**Task prompt:** Word for word, print each line of the listing below; pictures stay out.

**Dataset entries:**

*****

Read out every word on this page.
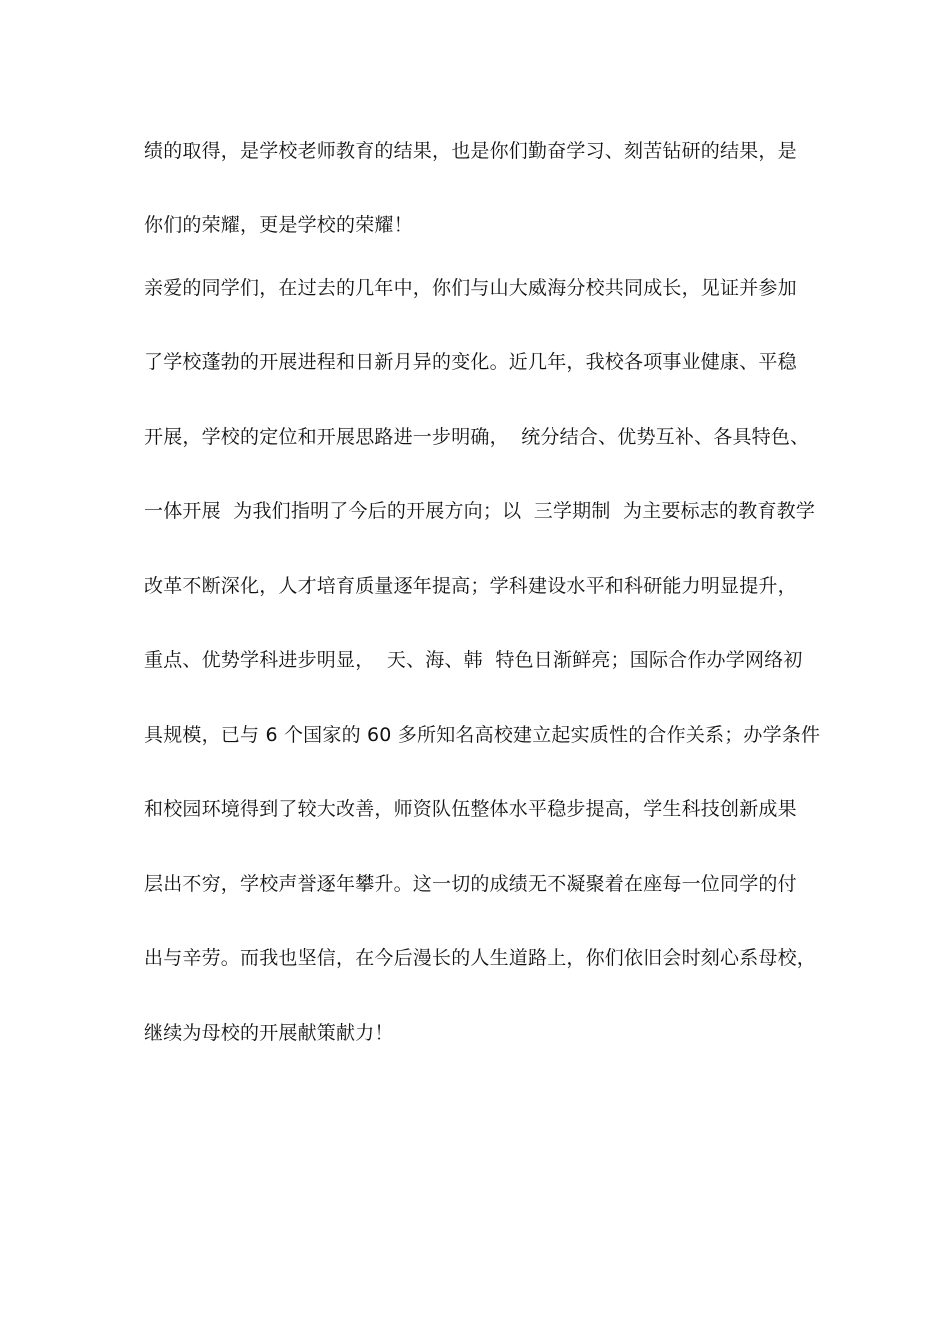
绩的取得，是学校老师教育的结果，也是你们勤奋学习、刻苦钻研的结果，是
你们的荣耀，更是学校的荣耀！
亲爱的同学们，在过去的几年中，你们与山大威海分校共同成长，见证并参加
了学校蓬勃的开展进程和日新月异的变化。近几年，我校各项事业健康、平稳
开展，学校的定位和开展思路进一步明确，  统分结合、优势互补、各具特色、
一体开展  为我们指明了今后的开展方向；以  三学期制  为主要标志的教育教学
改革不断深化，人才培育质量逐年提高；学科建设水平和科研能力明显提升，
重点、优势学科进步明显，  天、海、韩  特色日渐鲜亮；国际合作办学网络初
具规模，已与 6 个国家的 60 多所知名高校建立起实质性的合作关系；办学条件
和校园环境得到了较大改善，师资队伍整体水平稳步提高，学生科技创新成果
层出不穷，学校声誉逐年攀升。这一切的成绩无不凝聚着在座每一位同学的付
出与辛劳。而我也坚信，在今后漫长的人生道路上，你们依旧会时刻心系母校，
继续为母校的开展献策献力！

*****

**Solution:**
Read out every word on this page.
绩的取得，是学校老师教育的结果，也是你们勤奋学习、刻苦钻研的结果，是
你们的荣耀，更是学校的荣耀！
亲爱的同学们，在过去的几年中，你们与山大威海分校共同成长，见证并参加
了学校蓬勃的开展进程和日新月异的变化。近几年，我校各项事业健康、平稳
开展，学校的定位和开展思路进一步明确，  统分结合、优势互补、各具特色、
一体开展  为我们指明了今后的开展方向；以  三学期制  为主要标志的教育教学
改革不断深化，人才培育质量逐年提高；学科建设水平和科研能力明显提升，
重点、优势学科进步明显，  天、海、韩  特色日渐鲜亮；国际合作办学网络初
具规模，已与 6 个国家的 60 多所知名高校建立起实质性的合作关系；办学条件
和校园环境得到了较大改善，师资队伍整体水平稳步提高，学生科技创新成果
层出不穷，学校声誉逐年攀升。这一切的成绩无不凝聚着在座每一位同学的付
出与辛劳。而我也坚信，在今后漫长的人生道路上，你们依旧会时刻心系母校，
继续为母校的开展献策献力！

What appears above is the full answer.